*GIVEN PROBLEM*.
Locate the string "Боомтын" in the listing below. Copy every line where it is found.

*Records excerpted from a collection*.

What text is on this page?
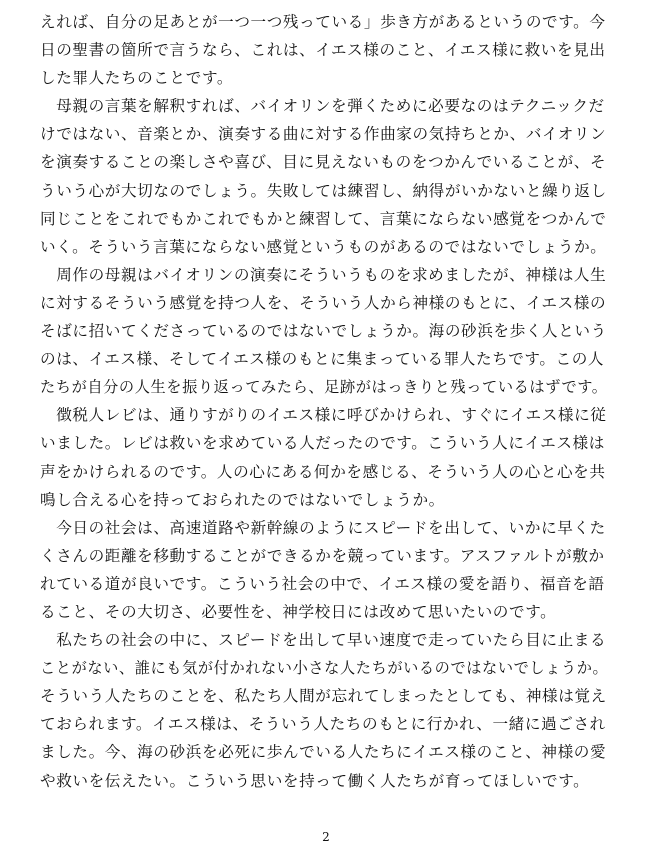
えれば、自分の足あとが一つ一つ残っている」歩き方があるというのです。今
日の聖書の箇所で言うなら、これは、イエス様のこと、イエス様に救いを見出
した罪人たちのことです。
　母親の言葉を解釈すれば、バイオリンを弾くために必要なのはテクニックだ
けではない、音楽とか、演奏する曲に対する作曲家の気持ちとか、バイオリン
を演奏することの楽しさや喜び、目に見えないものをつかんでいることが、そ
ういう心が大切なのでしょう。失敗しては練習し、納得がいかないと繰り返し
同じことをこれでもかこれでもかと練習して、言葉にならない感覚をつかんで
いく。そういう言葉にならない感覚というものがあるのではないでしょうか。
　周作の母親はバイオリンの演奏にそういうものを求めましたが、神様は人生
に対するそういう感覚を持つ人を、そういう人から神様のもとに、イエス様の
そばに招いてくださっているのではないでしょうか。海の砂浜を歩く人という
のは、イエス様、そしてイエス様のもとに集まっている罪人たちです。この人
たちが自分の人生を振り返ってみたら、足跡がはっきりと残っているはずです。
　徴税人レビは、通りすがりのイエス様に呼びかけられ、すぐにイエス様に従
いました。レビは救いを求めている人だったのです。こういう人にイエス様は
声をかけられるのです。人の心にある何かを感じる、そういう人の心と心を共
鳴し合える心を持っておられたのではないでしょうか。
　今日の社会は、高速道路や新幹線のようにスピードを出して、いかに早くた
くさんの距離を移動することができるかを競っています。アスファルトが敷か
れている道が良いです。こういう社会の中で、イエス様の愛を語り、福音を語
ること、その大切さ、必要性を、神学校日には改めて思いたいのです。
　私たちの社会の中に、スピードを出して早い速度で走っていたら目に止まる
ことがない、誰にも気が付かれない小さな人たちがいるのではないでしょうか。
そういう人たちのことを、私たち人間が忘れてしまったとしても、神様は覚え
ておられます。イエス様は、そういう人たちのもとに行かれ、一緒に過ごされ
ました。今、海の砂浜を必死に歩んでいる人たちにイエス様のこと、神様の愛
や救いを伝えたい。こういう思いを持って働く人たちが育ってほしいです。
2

...

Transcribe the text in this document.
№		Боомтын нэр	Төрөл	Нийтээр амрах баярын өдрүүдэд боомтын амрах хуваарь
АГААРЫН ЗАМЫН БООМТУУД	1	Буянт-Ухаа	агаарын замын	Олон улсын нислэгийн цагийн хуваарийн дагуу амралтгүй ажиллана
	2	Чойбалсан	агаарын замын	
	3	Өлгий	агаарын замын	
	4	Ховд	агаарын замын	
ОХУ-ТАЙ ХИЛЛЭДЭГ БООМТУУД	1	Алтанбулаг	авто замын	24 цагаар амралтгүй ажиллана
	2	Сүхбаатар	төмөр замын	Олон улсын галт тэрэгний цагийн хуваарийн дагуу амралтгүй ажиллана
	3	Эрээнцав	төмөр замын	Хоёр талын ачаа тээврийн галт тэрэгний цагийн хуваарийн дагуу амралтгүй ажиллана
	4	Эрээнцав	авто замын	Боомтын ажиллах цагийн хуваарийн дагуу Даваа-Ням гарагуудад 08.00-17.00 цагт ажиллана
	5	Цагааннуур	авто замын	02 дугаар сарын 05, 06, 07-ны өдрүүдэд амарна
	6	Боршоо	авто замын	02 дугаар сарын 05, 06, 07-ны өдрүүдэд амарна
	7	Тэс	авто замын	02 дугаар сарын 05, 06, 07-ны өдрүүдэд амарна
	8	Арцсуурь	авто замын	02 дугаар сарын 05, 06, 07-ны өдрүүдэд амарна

==

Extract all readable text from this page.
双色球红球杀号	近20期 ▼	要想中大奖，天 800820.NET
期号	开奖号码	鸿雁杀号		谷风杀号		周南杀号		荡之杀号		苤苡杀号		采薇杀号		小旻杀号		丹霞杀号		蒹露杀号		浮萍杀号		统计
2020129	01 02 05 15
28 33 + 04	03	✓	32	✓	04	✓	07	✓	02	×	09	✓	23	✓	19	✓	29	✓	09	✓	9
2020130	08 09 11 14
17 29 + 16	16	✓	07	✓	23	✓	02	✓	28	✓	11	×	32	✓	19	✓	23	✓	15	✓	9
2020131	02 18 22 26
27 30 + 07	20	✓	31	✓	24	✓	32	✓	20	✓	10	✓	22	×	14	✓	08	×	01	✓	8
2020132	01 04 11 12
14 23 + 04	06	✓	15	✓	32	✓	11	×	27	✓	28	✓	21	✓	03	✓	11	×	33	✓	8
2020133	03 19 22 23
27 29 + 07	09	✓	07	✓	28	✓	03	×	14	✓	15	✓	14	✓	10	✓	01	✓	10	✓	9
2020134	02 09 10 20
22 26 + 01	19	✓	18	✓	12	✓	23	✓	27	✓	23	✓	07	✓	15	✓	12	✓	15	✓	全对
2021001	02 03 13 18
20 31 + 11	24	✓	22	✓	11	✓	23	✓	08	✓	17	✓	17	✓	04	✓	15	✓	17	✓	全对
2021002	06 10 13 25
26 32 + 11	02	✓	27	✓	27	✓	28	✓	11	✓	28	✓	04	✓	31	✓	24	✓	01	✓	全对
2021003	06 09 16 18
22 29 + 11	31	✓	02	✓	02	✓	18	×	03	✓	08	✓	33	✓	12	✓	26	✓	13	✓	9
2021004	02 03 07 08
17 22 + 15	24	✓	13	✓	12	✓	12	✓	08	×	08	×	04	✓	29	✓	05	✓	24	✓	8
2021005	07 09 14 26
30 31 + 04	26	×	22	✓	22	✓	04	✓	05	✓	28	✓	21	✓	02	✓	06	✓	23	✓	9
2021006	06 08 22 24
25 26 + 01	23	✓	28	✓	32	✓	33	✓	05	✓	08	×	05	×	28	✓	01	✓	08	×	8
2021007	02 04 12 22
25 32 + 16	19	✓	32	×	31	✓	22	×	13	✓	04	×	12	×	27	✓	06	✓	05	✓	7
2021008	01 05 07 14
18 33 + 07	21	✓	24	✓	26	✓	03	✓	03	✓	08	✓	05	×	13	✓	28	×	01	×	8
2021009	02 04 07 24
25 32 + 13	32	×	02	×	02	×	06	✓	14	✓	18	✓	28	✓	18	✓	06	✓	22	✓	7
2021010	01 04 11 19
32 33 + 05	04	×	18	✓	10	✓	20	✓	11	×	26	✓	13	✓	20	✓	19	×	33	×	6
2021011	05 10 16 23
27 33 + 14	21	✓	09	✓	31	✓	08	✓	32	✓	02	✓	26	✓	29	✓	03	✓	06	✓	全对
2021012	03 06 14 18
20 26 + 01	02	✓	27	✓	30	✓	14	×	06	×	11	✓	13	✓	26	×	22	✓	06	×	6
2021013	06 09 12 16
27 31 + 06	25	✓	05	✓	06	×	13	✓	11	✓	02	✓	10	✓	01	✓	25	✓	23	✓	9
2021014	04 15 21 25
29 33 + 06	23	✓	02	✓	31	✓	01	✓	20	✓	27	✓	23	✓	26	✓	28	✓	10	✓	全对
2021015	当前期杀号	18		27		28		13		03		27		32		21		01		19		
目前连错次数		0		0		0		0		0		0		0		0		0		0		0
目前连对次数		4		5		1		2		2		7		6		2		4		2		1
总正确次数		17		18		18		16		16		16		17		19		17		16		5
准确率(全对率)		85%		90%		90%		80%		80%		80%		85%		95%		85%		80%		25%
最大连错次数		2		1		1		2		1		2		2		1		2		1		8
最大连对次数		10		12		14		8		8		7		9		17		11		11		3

*FINISHED TASK*.
№		Боомтын нэр	Төрөл	Нийтээр амрах баярын өдрүүдэд боомтын амрах хуваарь
	4	Эрээнцав	авто замын	Боомтын ажиллах цагийн хуваарийн дагуу Даваа-Ням гарагуудад 08.00-17.00 цагт ажиллана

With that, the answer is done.